GIVEN RECORDS =
[Begin]
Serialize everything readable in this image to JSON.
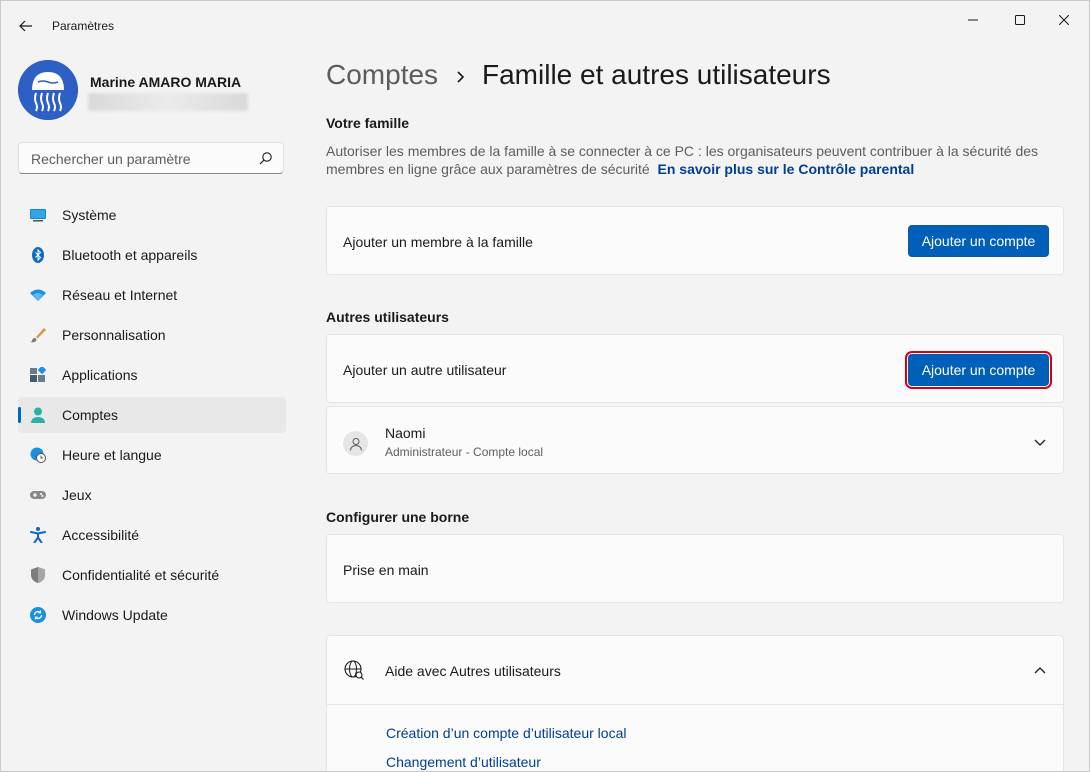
{
  "window": {
    "title": "Paramètres",
    "controls": [
      "minimize-icon",
      "maximize-icon",
      "close-icon"
    ]
  },
  "profile": {
    "name": "Marine AMARO MARIA",
    "email_blurred": true
  },
  "search": {
    "placeholder": "Rechercher un paramètre",
    "value": ""
  },
  "sidebar": {
    "items": [
      {
        "label": "Système",
        "icon": "display-icon",
        "active": false
      },
      {
        "label": "Bluetooth et appareils",
        "icon": "bluetooth-icon",
        "active": false
      },
      {
        "label": "Réseau et Internet",
        "icon": "wifi-icon",
        "active": false
      },
      {
        "label": "Personnalisation",
        "icon": "brush-icon",
        "active": false
      },
      {
        "label": "Applications",
        "icon": "apps-icon",
        "active": false
      },
      {
        "label": "Comptes",
        "icon": "person-icon",
        "active": true
      },
      {
        "label": "Heure et langue",
        "icon": "globe-clock-icon",
        "active": false
      },
      {
        "label": "Jeux",
        "icon": "gamepad-icon",
        "active": false
      },
      {
        "label": "Accessibilité",
        "icon": "accessibility-icon",
        "active": false
      },
      {
        "label": "Confidentialité et sécurité",
        "icon": "shield-icon",
        "active": false
      },
      {
        "label": "Windows Update",
        "icon": "refresh-icon",
        "active": false
      }
    ]
  },
  "breadcrumb": {
    "parent": "Comptes",
    "current": "Famille et autres utilisateurs"
  },
  "family": {
    "title": "Votre famille",
    "description": "Autoriser les membres de la famille à se connecter à ce PC : les organisateurs peuvent contribuer à la sécurité des membres en ligne grâce aux paramètres de sécurité",
    "link": "En savoir plus sur le Contrôle parental",
    "card_label": "Ajouter un membre à la famille",
    "button": "Ajouter un compte"
  },
  "others": {
    "title": "Autres utilisateurs",
    "card_label": "Ajouter un autre utilisateur",
    "button": "Ajouter un compte",
    "users": [
      {
        "name": "Naomi",
        "subtitle": "Administrateur - Compte local"
      }
    ]
  },
  "kiosk": {
    "title": "Configurer une borne",
    "card_label": "Prise en main"
  },
  "help": {
    "title": "Aide avec Autres utilisateurs",
    "links": [
      "Création d’un compte d’utilisateur local",
      "Changement d’utilisateur"
    ]
  },
  "colors": {
    "accent": "#005fb8",
    "link": "#003e92",
    "highlight_border": "#d0021b"
  }
}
[End]
WHAT YOU ARE ASKED TO DO =
Each line that holds the word "local" should be extracted from the records.

RESULT OF THE EXERCISE =
        "subtitle": "Administrateur - Compte local"
      "Création d’un compte d’utilisateur local",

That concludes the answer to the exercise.